● Recorded data:
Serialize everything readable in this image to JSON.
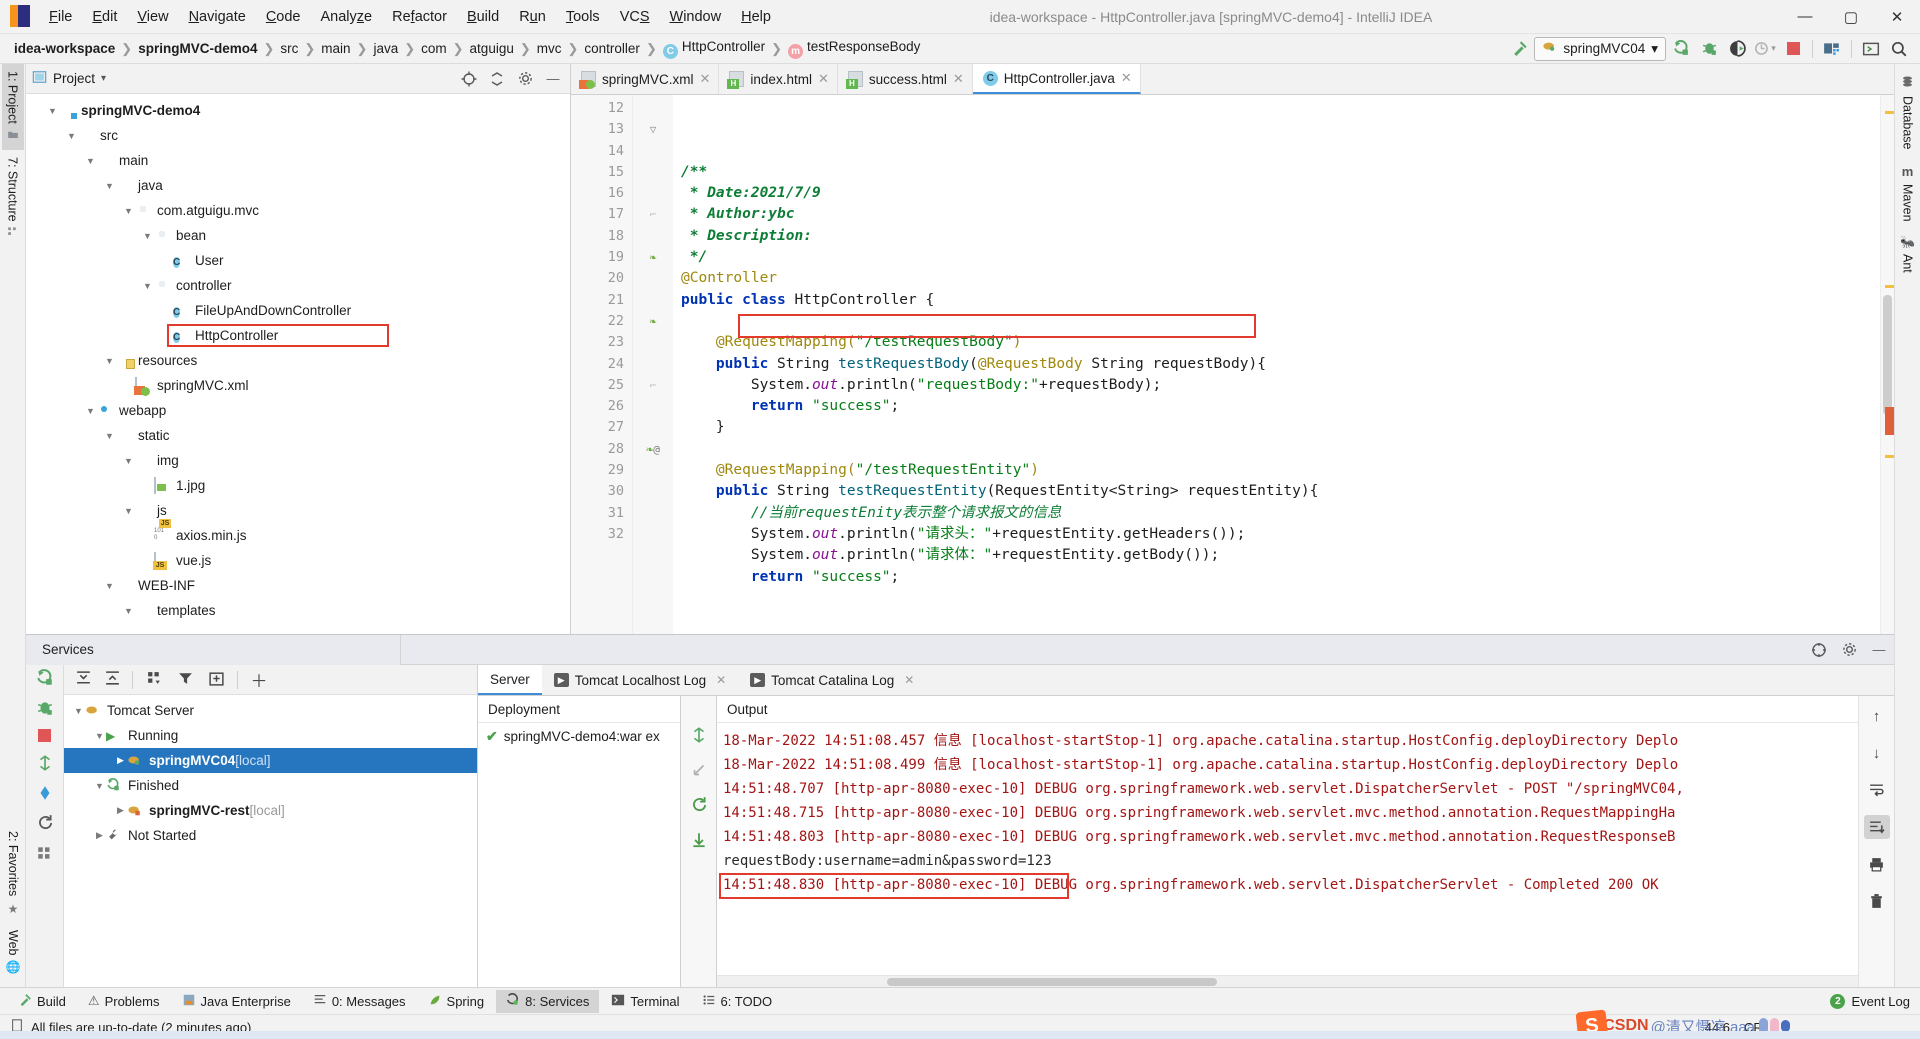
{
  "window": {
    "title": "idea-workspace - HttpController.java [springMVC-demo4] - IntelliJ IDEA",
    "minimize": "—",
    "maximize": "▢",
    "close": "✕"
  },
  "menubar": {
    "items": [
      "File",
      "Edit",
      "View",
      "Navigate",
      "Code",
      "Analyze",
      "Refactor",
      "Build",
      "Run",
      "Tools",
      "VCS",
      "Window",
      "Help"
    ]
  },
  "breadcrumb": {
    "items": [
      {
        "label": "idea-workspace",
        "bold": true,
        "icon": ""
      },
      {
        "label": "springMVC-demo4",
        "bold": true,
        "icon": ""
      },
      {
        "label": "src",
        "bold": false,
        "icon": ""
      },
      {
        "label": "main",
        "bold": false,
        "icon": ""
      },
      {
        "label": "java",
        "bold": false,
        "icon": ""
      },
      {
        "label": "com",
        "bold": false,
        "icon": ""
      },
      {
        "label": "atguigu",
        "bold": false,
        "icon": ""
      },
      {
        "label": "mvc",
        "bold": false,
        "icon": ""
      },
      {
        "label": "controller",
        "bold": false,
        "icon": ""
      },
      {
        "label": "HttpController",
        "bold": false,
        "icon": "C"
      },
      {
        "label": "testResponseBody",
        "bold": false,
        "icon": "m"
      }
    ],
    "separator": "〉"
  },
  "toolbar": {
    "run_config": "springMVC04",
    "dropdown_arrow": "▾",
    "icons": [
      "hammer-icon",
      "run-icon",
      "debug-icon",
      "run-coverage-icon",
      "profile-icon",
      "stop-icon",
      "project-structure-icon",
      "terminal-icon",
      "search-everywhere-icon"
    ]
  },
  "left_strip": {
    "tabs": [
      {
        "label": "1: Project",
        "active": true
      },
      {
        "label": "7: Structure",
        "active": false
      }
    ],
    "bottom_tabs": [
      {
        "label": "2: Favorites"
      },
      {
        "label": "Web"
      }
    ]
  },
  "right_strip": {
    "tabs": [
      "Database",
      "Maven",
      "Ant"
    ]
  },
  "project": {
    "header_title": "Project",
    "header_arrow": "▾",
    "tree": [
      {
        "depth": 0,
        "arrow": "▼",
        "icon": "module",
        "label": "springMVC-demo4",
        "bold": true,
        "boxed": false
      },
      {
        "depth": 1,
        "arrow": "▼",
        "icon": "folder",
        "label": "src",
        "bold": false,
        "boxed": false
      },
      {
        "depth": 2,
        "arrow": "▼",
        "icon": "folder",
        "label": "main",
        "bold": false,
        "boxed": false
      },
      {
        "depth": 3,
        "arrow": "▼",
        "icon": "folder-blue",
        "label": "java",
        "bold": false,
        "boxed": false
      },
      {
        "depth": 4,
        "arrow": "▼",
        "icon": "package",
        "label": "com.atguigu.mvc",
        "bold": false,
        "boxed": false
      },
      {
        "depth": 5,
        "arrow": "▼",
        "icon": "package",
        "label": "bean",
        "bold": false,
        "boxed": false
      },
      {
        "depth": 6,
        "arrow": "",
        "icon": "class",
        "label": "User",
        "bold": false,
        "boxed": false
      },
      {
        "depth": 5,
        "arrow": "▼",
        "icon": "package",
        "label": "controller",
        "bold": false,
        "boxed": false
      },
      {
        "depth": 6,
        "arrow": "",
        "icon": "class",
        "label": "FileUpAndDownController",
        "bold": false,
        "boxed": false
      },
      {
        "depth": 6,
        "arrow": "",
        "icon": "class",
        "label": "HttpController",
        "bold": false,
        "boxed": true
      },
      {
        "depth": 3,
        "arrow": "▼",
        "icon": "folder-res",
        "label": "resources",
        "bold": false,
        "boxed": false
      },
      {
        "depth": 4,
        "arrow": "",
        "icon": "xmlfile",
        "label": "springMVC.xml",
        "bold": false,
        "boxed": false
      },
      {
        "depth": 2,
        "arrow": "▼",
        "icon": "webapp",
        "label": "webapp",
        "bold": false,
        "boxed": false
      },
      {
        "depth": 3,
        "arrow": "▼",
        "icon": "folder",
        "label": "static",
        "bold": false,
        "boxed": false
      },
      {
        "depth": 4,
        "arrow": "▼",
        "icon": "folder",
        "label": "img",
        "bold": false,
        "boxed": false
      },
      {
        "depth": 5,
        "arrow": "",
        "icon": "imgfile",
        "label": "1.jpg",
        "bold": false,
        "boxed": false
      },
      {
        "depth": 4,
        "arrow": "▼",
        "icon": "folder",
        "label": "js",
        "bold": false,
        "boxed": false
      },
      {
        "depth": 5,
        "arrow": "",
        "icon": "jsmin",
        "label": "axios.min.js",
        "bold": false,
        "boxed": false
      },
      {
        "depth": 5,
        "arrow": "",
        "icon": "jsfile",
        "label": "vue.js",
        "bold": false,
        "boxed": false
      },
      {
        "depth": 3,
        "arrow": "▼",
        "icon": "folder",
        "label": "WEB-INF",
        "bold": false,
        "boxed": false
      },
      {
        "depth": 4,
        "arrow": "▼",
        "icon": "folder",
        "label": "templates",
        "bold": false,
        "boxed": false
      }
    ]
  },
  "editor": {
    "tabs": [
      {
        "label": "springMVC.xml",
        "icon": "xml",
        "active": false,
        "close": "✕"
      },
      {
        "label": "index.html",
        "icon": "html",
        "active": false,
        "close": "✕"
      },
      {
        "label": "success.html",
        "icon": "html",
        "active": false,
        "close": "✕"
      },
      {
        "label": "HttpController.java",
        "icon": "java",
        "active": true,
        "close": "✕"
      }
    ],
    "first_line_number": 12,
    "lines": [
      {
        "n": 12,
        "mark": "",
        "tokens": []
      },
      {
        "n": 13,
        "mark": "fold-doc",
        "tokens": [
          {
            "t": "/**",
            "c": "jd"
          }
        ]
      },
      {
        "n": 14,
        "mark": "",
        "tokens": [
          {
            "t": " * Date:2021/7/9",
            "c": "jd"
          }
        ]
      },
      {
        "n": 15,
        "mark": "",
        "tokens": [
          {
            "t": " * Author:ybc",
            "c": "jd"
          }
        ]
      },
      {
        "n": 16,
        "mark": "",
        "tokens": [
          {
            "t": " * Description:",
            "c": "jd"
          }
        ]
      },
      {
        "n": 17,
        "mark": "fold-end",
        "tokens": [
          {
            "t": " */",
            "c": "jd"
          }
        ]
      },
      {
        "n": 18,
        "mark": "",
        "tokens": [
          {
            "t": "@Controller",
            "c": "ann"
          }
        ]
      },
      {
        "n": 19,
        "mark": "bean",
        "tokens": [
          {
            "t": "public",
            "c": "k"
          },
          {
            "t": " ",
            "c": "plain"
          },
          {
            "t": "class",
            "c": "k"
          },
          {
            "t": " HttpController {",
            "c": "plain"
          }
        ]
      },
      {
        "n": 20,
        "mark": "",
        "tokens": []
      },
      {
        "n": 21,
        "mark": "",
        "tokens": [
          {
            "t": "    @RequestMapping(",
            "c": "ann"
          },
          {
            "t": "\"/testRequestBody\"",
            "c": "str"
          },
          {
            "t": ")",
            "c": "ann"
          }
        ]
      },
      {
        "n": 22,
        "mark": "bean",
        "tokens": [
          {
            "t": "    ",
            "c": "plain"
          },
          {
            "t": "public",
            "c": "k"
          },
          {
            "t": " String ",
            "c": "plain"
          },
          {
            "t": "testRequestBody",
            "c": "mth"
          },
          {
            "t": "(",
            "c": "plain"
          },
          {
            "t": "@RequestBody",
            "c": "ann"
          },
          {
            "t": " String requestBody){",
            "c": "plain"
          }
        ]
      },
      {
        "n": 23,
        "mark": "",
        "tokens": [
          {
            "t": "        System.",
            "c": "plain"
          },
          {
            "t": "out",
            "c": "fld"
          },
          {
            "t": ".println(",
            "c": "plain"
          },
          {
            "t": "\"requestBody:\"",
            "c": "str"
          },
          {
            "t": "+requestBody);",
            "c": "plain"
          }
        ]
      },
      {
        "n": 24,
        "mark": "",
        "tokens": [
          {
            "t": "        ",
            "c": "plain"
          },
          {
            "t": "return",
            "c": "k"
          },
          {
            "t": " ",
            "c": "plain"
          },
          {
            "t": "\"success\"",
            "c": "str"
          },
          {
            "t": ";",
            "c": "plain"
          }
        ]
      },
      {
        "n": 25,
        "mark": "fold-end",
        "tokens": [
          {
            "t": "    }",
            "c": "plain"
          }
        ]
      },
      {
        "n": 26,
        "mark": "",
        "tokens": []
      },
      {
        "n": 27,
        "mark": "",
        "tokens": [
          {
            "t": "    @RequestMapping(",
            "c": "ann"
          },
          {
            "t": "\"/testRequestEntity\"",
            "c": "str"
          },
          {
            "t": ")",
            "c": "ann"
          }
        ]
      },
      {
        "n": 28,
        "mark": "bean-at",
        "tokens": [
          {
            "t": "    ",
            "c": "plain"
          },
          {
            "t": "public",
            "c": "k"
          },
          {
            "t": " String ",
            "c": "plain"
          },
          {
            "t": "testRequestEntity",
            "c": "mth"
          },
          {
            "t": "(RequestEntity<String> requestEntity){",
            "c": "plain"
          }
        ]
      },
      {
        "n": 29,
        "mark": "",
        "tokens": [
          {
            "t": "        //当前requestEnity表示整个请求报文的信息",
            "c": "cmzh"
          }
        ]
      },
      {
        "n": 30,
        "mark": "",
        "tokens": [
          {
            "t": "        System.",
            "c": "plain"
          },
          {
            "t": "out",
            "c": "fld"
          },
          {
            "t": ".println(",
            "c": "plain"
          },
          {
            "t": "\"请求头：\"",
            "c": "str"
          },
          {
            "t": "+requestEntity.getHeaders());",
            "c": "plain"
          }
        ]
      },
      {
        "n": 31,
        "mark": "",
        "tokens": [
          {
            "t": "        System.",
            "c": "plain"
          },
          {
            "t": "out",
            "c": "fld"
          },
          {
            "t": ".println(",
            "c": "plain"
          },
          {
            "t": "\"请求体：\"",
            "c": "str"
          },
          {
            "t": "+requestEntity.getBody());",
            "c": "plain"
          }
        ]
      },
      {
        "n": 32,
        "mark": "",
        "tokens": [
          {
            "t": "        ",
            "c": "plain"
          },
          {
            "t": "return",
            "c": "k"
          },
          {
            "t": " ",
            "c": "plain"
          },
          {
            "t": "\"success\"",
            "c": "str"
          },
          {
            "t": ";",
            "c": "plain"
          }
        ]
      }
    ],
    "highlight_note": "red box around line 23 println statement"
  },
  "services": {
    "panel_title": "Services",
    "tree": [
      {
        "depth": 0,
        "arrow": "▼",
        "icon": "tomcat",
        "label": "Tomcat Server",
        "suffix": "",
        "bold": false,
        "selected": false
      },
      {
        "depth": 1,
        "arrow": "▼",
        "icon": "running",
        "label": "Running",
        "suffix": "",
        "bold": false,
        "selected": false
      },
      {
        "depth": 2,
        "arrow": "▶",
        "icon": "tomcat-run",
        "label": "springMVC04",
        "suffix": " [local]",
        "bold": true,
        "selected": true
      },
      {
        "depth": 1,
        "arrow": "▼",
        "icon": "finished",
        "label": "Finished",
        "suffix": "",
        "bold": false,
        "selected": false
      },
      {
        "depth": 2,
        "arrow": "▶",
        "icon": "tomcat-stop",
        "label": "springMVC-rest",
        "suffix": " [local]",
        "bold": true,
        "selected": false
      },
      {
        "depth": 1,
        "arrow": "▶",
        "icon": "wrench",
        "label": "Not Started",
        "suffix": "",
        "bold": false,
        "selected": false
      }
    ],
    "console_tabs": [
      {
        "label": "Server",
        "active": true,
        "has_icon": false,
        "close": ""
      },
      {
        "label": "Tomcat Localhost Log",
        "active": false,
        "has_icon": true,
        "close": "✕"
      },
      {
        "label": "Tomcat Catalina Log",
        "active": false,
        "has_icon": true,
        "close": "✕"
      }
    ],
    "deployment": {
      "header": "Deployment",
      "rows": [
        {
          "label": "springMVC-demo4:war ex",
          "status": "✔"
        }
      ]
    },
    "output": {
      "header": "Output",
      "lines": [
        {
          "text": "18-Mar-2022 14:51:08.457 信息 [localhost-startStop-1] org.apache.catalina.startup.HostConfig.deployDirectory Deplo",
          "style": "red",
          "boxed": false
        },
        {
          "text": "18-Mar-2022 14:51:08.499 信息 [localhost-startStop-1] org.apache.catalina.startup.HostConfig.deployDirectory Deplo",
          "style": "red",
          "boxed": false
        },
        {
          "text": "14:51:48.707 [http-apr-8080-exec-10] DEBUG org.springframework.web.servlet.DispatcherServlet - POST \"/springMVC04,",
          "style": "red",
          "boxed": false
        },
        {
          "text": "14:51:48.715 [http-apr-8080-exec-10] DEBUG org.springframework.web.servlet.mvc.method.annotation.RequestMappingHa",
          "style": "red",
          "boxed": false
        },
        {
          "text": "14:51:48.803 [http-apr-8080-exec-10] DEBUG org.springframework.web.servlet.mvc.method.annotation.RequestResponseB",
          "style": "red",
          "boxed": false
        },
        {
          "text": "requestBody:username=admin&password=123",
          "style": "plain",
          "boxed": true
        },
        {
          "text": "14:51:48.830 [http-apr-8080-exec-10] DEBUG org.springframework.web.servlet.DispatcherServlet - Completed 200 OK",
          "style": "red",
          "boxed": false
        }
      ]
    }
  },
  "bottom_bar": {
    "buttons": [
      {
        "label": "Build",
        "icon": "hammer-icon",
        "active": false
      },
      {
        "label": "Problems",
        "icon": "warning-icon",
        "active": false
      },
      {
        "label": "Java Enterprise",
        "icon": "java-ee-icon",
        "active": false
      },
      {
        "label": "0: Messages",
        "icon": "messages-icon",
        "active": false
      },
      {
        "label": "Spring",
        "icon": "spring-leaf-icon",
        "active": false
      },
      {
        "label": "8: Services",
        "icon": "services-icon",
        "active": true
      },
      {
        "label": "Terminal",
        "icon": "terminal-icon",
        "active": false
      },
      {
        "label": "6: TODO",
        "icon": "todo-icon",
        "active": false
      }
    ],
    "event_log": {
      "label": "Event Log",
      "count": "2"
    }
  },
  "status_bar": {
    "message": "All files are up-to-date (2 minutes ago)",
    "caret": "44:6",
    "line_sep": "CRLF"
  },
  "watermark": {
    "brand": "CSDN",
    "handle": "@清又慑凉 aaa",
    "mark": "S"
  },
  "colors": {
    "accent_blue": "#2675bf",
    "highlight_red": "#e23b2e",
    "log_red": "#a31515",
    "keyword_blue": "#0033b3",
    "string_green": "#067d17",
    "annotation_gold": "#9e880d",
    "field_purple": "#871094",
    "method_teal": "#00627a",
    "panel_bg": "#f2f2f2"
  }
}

* * *

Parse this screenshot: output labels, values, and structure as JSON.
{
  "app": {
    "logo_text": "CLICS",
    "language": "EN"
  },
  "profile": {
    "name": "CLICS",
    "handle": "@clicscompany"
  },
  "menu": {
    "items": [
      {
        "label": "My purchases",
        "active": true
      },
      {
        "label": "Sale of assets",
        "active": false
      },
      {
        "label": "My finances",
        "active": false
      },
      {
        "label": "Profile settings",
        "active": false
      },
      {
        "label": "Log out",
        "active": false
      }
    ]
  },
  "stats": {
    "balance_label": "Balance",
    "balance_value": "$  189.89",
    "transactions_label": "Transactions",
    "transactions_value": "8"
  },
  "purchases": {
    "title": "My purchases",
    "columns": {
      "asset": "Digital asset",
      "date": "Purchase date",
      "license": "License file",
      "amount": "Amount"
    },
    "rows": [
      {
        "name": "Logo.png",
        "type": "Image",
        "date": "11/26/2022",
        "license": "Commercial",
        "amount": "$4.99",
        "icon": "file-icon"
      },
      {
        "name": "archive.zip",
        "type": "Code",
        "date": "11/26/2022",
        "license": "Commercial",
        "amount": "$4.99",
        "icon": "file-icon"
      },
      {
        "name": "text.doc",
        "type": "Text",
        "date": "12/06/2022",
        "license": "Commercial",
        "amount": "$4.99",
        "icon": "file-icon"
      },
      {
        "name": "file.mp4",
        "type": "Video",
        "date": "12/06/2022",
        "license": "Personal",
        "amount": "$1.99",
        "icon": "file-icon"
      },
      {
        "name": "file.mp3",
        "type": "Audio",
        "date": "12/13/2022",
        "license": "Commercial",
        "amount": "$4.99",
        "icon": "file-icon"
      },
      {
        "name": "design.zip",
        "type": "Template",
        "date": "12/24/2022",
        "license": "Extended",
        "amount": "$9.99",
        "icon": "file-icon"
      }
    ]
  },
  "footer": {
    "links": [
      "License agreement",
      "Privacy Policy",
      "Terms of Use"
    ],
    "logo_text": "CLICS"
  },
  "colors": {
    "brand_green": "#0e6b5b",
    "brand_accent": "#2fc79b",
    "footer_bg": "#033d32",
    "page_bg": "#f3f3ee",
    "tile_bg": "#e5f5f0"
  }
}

● Goal of the exercise:
Each line containing the word "testRequestEntity" counts once; say how many such lines there are, giving only the number.

● Output below:
2